[start]

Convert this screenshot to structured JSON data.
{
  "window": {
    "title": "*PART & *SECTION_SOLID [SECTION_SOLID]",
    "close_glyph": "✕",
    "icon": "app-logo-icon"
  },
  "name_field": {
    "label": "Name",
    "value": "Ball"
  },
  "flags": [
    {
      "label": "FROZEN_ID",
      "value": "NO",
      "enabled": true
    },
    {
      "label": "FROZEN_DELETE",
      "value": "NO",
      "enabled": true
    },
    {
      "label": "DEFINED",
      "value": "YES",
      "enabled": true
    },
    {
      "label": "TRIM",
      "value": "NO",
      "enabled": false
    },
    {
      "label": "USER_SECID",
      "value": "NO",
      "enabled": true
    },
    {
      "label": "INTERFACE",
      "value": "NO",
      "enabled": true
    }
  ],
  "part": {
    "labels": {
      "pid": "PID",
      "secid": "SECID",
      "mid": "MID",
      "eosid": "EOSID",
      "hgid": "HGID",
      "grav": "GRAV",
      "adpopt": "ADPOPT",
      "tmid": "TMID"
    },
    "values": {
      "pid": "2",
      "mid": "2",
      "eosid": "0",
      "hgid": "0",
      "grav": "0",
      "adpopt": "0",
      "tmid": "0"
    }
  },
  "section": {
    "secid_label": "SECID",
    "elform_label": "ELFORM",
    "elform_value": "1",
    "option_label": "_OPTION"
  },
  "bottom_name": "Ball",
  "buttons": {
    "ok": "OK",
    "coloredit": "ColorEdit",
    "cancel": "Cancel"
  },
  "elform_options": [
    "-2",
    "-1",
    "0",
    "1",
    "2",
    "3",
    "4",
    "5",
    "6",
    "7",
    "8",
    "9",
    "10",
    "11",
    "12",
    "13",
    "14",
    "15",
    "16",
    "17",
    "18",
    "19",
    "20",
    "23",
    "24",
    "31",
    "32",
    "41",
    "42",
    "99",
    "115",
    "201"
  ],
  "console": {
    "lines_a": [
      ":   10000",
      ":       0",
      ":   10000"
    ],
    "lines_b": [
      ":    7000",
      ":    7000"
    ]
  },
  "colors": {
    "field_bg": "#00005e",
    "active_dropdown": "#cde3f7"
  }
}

[end]

PROMPT.
Reproduce the entries above in full by retyping them exactly.

FINISHED TASK.
Convert this screenshot to structured JSON data.
{
  "window": {
    "title": "*PART & *SECTION_SOLID [SECTION_SOLID]",
    "close_glyph": "✕",
    "icon": "app-logo-icon"
  },
  "name_field": {
    "label": "Name",
    "value": "Ball"
  },
  "flags": [
    {
      "label": "FROZEN_ID",
      "value": "NO",
      "enabled": true
    },
    {
      "label": "FROZEN_DELETE",
      "value": "NO",
      "enabled": true
    },
    {
      "label": "DEFINED",
      "value": "YES",
      "enabled": true
    },
    {
      "label": "TRIM",
      "value": "NO",
      "enabled": false
    },
    {
      "label": "USER_SECID",
      "value": "NO",
      "enabled": true
    },
    {
      "label": "INTERFACE",
      "value": "NO",
      "enabled": true
    }
  ],
  "part": {
    "labels": {
      "pid": "PID",
      "secid": "SECID",
      "mid": "MID",
      "eosid": "EOSID",
      "hgid": "HGID",
      "grav": "GRAV",
      "adpopt": "ADPOPT",
      "tmid": "TMID"
    },
    "values": {
      "pid": "2",
      "mid": "2",
      "eosid": "0",
      "hgid": "0",
      "grav": "0",
      "adpopt": "0",
      "tmid": "0"
    }
  },
  "section": {
    "secid_label": "SECID",
    "elform_label": "ELFORM",
    "elform_value": "1",
    "option_label": "_OPTION"
  },
  "bottom_name": "Ball",
  "buttons": {
    "ok": "OK",
    "coloredit": "ColorEdit",
    "cancel": "Cancel"
  },
  "elform_options": [
    "-2",
    "-1",
    "0",
    "1",
    "2",
    "3",
    "4",
    "5",
    "6",
    "7",
    "8",
    "9",
    "10",
    "11",
    "12",
    "13",
    "14",
    "15",
    "16",
    "17",
    "18",
    "19",
    "20",
    "23",
    "24",
    "31",
    "32",
    "41",
    "42",
    "99",
    "115",
    "201"
  ],
  "console": {
    "lines_a": [
      ":   10000",
      ":       0",
      ":   10000"
    ],
    "lines_b": [
      ":    7000",
      ":    7000"
    ]
  },
  "colors": {
    "field_bg": "#00005e",
    "active_dropdown": "#cde3f7"
  }
}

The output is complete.